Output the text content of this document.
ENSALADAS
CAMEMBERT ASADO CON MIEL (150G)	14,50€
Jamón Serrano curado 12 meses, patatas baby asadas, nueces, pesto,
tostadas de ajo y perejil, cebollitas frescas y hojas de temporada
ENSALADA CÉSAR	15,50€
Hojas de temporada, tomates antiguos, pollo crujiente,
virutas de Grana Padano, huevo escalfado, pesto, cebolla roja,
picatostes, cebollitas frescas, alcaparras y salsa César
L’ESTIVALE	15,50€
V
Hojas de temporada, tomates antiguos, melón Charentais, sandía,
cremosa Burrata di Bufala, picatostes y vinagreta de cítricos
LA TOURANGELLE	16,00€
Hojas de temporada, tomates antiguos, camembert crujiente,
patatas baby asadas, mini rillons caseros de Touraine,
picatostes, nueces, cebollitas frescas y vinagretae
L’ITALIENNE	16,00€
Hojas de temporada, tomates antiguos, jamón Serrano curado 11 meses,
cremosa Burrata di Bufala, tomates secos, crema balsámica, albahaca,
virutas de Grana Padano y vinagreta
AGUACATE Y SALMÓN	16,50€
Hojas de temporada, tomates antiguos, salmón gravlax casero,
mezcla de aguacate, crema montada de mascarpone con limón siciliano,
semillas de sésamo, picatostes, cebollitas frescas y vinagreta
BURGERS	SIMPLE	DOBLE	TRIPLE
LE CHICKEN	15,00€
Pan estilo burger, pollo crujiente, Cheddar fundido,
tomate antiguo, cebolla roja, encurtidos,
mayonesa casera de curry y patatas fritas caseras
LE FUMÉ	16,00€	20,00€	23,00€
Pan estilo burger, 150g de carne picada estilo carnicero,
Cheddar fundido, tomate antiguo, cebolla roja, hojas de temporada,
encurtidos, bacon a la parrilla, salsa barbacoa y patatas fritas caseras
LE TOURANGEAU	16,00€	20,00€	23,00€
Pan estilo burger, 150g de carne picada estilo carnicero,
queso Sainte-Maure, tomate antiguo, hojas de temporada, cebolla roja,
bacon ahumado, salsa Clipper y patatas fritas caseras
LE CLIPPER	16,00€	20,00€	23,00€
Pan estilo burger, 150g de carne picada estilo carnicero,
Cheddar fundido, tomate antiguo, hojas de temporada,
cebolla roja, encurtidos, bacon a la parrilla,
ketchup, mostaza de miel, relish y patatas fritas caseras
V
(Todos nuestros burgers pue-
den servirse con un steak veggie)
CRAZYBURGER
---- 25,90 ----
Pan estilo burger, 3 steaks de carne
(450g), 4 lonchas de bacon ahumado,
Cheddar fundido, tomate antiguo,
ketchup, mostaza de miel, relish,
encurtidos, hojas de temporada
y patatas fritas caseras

___

> [To do] Write down every line of the data exactly as it appears above.

> [The completed task]
Output the text content of this document.
ENSALADAS
CAMEMBERT ASADO CON MIEL (150G)	14,50€
Jamón Serrano curado 12 meses, patatas baby asadas, nueces, pesto,
tostadas de ajo y perejil, cebollitas frescas y hojas de temporada
ENSALADA CÉSAR	15,50€
Hojas de temporada, tomates antiguos, pollo crujiente,
virutas de Grana Padano, huevo escalfado, pesto, cebolla roja,
picatostes, cebollitas frescas, alcaparras y salsa César
L’ESTIVALE	15,50€
V
Hojas de temporada, tomates antiguos, melón Charentais, sandía,
cremosa Burrata di Bufala, picatostes y vinagreta de cítricos
LA TOURANGELLE	16,00€
Hojas de temporada, tomates antiguos, camembert crujiente,
patatas baby asadas, mini rillons caseros de Touraine,
picatostes, nueces, cebollitas frescas y vinagretae
L’ITALIENNE	16,00€
Hojas de temporada, tomates antiguos, jamón Serrano curado 11 meses,
cremosa Burrata di Bufala, tomates secos, crema balsámica, albahaca,
virutas de Grana Padano y vinagreta
AGUACATE Y SALMÓN	16,50€
Hojas de temporada, tomates antiguos, salmón gravlax casero,
mezcla de aguacate, crema montada de mascarpone con limón siciliano,
semillas de sésamo, picatostes, cebollitas frescas y vinagreta
BURGERS	SIMPLE	DOBLE	TRIPLE
LE CHICKEN	15,00€
Pan estilo burger, pollo crujiente, Cheddar fundido,
tomate antiguo, cebolla roja, encurtidos,
mayonesa casera de curry y patatas fritas caseras
LE FUMÉ	16,00€	20,00€	23,00€
Pan estilo burger, 150g de carne picada estilo carnicero,
Cheddar fundido, tomate antiguo, cebolla roja, hojas de temporada,
encurtidos, bacon a la parrilla, salsa barbacoa y patatas fritas caseras
LE TOURANGEAU	16,00€	20,00€	23,00€
Pan estilo burger, 150g de carne picada estilo carnicero,
queso Sainte-Maure, tomate antiguo, hojas de temporada, cebolla roja,
bacon ahumado, salsa Clipper y patatas fritas caseras
LE CLIPPER	16,00€	20,00€	23,00€
Pan estilo burger, 150g de carne picada estilo carnicero,
Cheddar fundido, tomate antiguo, hojas de temporada,
cebolla roja, encurtidos, bacon a la parrilla,
ketchup, mostaza de miel, relish y patatas fritas caseras
V
(Todos nuestros burgers pue-
den servirse con un steak veggie)
CRAZYBURGER
---- 25,90 ----
Pan estilo burger, 3 steaks de carne
(450g), 4 lonchas de bacon ahumado,
Cheddar fundido, tomate antiguo,
ketchup, mostaza de miel, relish,
encurtidos, hojas de temporada
y patatas fritas caseras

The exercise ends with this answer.